-- PROBLEM TO WORK ON --
For every line in the records that has the word "JSON", make a copy.

-- AVAILABLE DATA --

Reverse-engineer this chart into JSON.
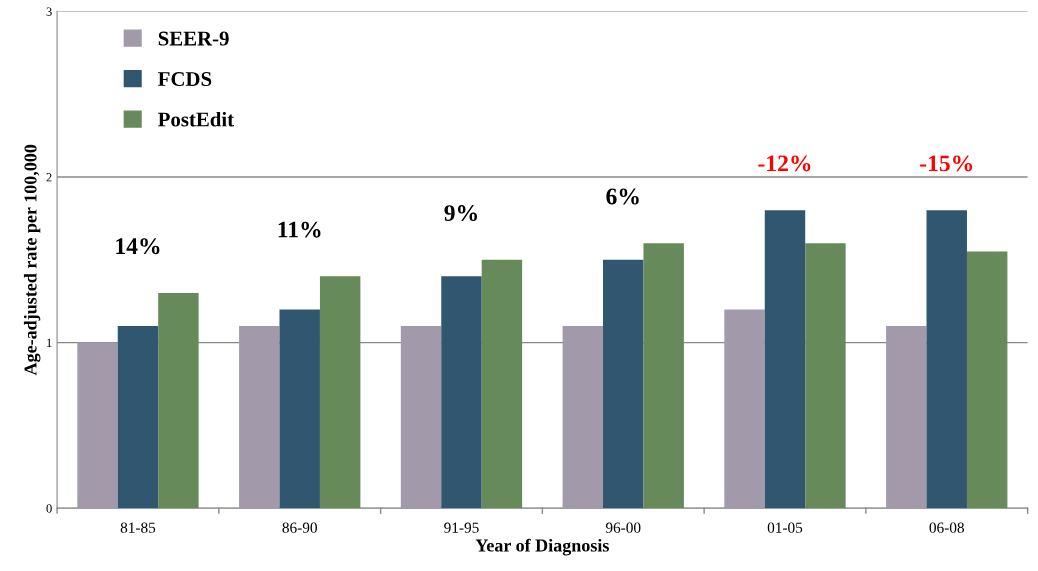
{
  "chart_data": {
    "type": "bar",
    "xlabel": "Year of Diagnosis",
    "ylabel": "Age-adjusted rate per 100,000",
    "categories": [
      "81-85",
      "86-90",
      "91-95",
      "96-00",
      "01-05",
      "06-08"
    ],
    "series": [
      {
        "name": "SEER-9",
        "color": "#a29aab",
        "values": [
          1.0,
          1.1,
          1.1,
          1.1,
          1.2,
          1.1
        ]
      },
      {
        "name": "FCDS",
        "color": "#31566f",
        "values": [
          1.1,
          1.2,
          1.4,
          1.5,
          1.8,
          1.8
        ]
      },
      {
        "name": "PostEdit",
        "color": "#678a5b",
        "values": [
          1.3,
          1.4,
          1.5,
          1.6,
          1.6,
          1.55
        ]
      }
    ],
    "annotations": [
      "14%",
      "11%",
      "9%",
      "6%",
      "-12%",
      "-15%"
    ],
    "ylim": [
      0,
      3
    ],
    "yticks": [
      0,
      1,
      2,
      3
    ],
    "grid": "y",
    "legend": "top left"
  }
}
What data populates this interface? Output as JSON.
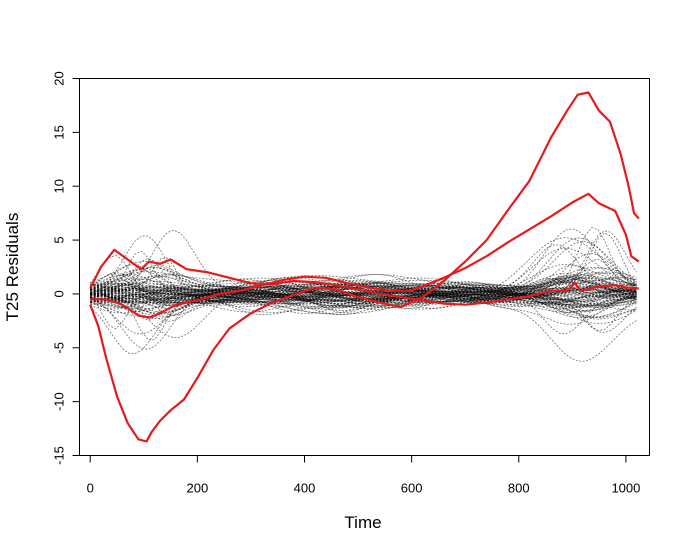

-- ANSWER IN FULL --
Reverse-engineer this chart into JSON.
What data populates this interface? Output as JSON.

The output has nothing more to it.